_Exercise:_
The lines to extract begin at the line that contains "Type out the text in this image." and run through the last line of the listing; reproduce them exactly, minus any pictures.
⁂
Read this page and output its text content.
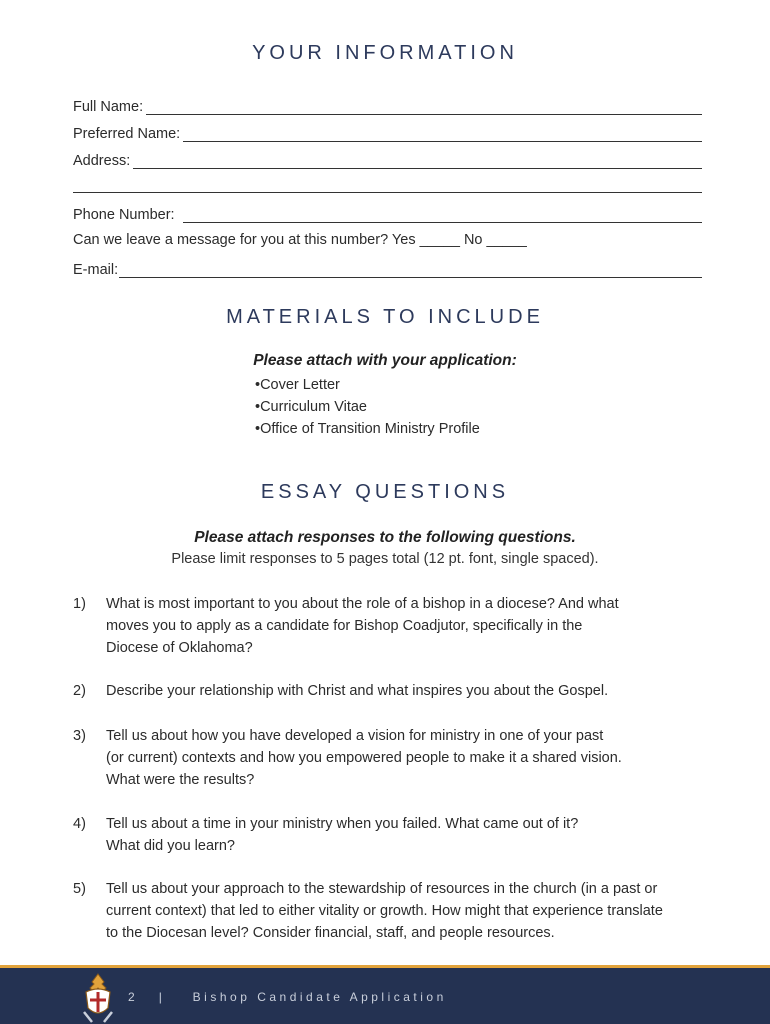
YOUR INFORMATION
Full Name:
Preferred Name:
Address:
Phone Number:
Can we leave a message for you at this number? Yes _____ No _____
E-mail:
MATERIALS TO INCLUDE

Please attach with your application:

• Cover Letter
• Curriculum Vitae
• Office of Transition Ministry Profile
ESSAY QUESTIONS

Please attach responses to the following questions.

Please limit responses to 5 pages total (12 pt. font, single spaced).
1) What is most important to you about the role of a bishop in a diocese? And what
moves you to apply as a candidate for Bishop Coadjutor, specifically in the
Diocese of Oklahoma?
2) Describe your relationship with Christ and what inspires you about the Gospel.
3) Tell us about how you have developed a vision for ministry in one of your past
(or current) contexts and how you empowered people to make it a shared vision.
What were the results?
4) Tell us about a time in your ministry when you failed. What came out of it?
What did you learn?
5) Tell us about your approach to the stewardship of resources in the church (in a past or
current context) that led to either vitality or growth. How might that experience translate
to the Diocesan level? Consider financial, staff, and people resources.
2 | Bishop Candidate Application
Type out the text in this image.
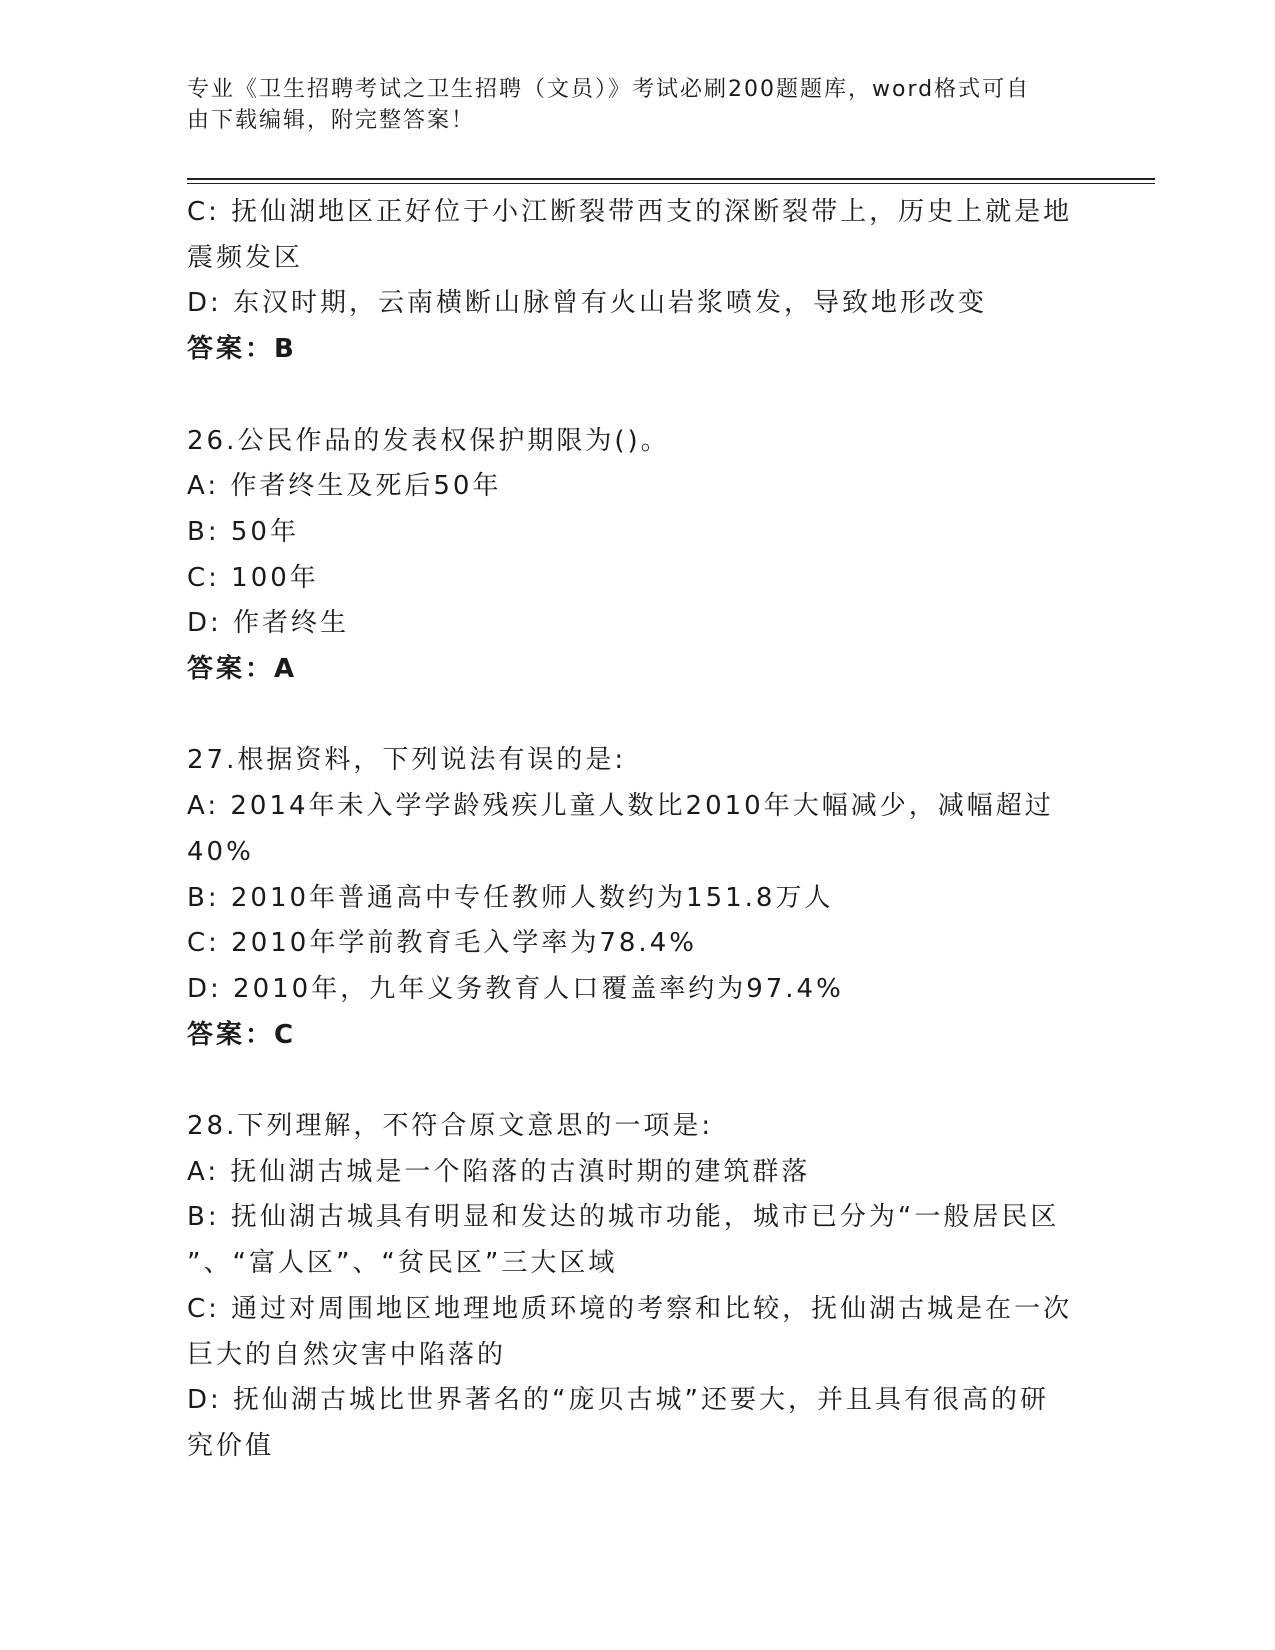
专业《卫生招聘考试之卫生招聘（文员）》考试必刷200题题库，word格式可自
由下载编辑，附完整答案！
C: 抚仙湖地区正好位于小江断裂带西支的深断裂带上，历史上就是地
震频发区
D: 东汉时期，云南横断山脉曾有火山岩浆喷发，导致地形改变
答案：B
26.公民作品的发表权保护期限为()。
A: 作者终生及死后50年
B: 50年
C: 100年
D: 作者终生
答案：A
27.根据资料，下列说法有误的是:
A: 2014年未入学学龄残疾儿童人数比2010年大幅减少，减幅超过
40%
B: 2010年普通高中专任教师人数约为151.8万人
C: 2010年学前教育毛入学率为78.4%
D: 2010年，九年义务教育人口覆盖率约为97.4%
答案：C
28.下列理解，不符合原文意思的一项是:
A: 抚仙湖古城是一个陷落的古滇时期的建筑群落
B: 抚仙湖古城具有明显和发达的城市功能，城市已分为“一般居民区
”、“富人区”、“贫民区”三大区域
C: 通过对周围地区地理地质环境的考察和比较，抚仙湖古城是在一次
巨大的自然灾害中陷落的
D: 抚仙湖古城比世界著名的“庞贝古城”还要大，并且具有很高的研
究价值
⁂
_Written response:_
Type out the text in this image.
专业《卫生招聘考试之卫生招聘（文员）》考试必刷200题题库，word格式可自
由下载编辑，附完整答案！
C: 抚仙湖地区正好位于小江断裂带西支的深断裂带上，历史上就是地
震频发区
D: 东汉时期，云南横断山脉曾有火山岩浆喷发，导致地形改变
答案：B
26.公民作品的发表权保护期限为()。
A: 作者终生及死后50年
B: 50年
C: 100年
D: 作者终生
答案：A
27.根据资料，下列说法有误的是:
A: 2014年未入学学龄残疾儿童人数比2010年大幅减少，减幅超过
40%
B: 2010年普通高中专任教师人数约为151.8万人
C: 2010年学前教育毛入学率为78.4%
D: 2010年，九年义务教育人口覆盖率约为97.4%
答案：C
28.下列理解，不符合原文意思的一项是:
A: 抚仙湖古城是一个陷落的古滇时期的建筑群落
B: 抚仙湖古城具有明显和发达的城市功能，城市已分为“一般居民区
”、“富人区”、“贫民区”三大区域
C: 通过对周围地区地理地质环境的考察和比较，抚仙湖古城是在一次
巨大的自然灾害中陷落的
D: 抚仙湖古城比世界著名的“庞贝古城”还要大，并且具有很高的研
究价值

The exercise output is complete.